## Start Input rows
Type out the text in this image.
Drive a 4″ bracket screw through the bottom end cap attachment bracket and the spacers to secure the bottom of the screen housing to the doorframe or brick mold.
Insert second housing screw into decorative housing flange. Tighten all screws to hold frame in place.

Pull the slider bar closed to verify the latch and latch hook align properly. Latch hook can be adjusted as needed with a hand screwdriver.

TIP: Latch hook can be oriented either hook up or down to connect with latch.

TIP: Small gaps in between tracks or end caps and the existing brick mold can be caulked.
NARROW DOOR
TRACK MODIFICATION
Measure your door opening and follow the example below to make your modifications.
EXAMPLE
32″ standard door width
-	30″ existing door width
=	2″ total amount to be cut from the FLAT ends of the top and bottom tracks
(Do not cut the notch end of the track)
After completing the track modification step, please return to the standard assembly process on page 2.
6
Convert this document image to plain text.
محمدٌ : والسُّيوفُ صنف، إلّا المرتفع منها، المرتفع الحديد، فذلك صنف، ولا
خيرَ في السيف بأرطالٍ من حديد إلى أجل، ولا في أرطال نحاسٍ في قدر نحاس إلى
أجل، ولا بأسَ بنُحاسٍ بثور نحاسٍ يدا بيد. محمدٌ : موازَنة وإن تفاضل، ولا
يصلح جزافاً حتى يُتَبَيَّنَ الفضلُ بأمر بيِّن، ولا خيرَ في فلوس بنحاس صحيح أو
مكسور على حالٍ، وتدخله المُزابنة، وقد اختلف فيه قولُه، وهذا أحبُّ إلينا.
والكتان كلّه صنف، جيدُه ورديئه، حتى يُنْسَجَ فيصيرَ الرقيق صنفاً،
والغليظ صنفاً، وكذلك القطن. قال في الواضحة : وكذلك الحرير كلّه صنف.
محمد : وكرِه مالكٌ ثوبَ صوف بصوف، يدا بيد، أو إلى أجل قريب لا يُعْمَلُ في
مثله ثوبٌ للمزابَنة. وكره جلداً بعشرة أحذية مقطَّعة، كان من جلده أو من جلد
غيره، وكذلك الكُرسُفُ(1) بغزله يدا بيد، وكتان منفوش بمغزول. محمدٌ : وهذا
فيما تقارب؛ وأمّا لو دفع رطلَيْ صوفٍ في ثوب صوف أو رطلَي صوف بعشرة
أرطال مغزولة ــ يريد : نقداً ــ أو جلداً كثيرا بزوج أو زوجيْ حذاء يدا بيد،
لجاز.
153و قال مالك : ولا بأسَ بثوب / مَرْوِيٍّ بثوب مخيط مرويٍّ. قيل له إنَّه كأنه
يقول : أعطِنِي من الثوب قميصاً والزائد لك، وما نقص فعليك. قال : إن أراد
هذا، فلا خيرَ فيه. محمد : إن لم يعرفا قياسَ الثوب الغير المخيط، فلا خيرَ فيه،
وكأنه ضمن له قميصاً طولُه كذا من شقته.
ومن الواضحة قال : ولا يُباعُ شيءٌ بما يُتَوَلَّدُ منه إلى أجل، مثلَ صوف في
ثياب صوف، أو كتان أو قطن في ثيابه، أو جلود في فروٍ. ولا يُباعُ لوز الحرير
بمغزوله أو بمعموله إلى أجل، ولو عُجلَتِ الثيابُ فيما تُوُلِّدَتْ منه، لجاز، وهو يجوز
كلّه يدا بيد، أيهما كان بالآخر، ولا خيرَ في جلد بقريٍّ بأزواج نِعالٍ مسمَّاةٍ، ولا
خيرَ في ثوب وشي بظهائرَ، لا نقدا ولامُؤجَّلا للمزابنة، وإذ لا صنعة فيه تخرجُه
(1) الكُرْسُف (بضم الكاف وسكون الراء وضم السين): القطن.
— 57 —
## End Input rows
Given exercise
Write out the whole listing exactly.

The reply
Type out the text in this image.
Drive a 4″ bracket screw through the bottom end cap attachment bracket and the spacers to secure the bottom of the screen housing to the doorframe or brick mold.
Insert second housing screw into decorative housing flange. Tighten all screws to hold frame in place.

Pull the slider bar closed to verify the latch and latch hook align properly. Latch hook can be adjusted as needed with a hand screwdriver.

TIP: Latch hook can be oriented either hook up or down to connect with latch.

TIP: Small gaps in between tracks or end caps and the existing brick mold can be caulked.
NARROW DOOR
TRACK MODIFICATION
Measure your door opening and follow the example below to make your modifications.
EXAMPLE
32″ standard door width
-	30″ existing door width
=	2″ total amount to be cut from the FLAT ends of the top and bottom tracks
(Do not cut the notch end of the track)
After completing the track modification step, please return to the standard assembly process on page 2.
6
Convert this document image to plain text.
محمدٌ : والسُّيوفُ صنف، إلّا المرتفع منها، المرتفع الحديد، فذلك صنف، ولا
خيرَ في السيف بأرطالٍ من حديد إلى أجل، ولا في أرطال نحاسٍ في قدر نحاس إلى
أجل، ولا بأسَ بنُحاسٍ بثور نحاسٍ يدا بيد. محمدٌ : موازَنة وإن تفاضل، ولا
يصلح جزافاً حتى يُتَبَيَّنَ الفضلُ بأمر بيِّن، ولا خيرَ في فلوس بنحاس صحيح أو
مكسور على حالٍ، وتدخله المُزابنة، وقد اختلف فيه قولُه، وهذا أحبُّ إلينا.
والكتان كلّه صنف، جيدُه ورديئه، حتى يُنْسَجَ فيصيرَ الرقيق صنفاً،
والغليظ صنفاً، وكذلك القطن. قال في الواضحة : وكذلك الحرير كلّه صنف.
محمد : وكرِه مالكٌ ثوبَ صوف بصوف، يدا بيد، أو إلى أجل قريب لا يُعْمَلُ في
مثله ثوبٌ للمزابَنة. وكره جلداً بعشرة أحذية مقطَّعة، كان من جلده أو من جلد
غيره، وكذلك الكُرسُفُ(1) بغزله يدا بيد، وكتان منفوش بمغزول. محمدٌ : وهذا
فيما تقارب؛ وأمّا لو دفع رطلَيْ صوفٍ في ثوب صوف أو رطلَي صوف بعشرة
أرطال مغزولة ــ يريد : نقداً ــ أو جلداً كثيرا بزوج أو زوجيْ حذاء يدا بيد،
لجاز.
153و قال مالك : ولا بأسَ بثوب / مَرْوِيٍّ بثوب مخيط مرويٍّ. قيل له إنَّه كأنه
يقول : أعطِنِي من الثوب قميصاً والزائد لك، وما نقص فعليك. قال : إن أراد
هذا، فلا خيرَ فيه. محمد : إن لم يعرفا قياسَ الثوب الغير المخيط، فلا خيرَ فيه،
وكأنه ضمن له قميصاً طولُه كذا من شقته.
ومن الواضحة قال : ولا يُباعُ شيءٌ بما يُتَوَلَّدُ منه إلى أجل، مثلَ صوف في
ثياب صوف، أو كتان أو قطن في ثيابه، أو جلود في فروٍ. ولا يُباعُ لوز الحرير
بمغزوله أو بمعموله إلى أجل، ولو عُجلَتِ الثيابُ فيما تُوُلِّدَتْ منه، لجاز، وهو يجوز
كلّه يدا بيد، أيهما كان بالآخر، ولا خيرَ في جلد بقريٍّ بأزواج نِعالٍ مسمَّاةٍ، ولا
خيرَ في ثوب وشي بظهائرَ، لا نقدا ولامُؤجَّلا للمزابنة، وإذ لا صنعة فيه تخرجُه
(1) الكُرْسُف (بضم الكاف وسكون الراء وضم السين): القطن.
— 57 —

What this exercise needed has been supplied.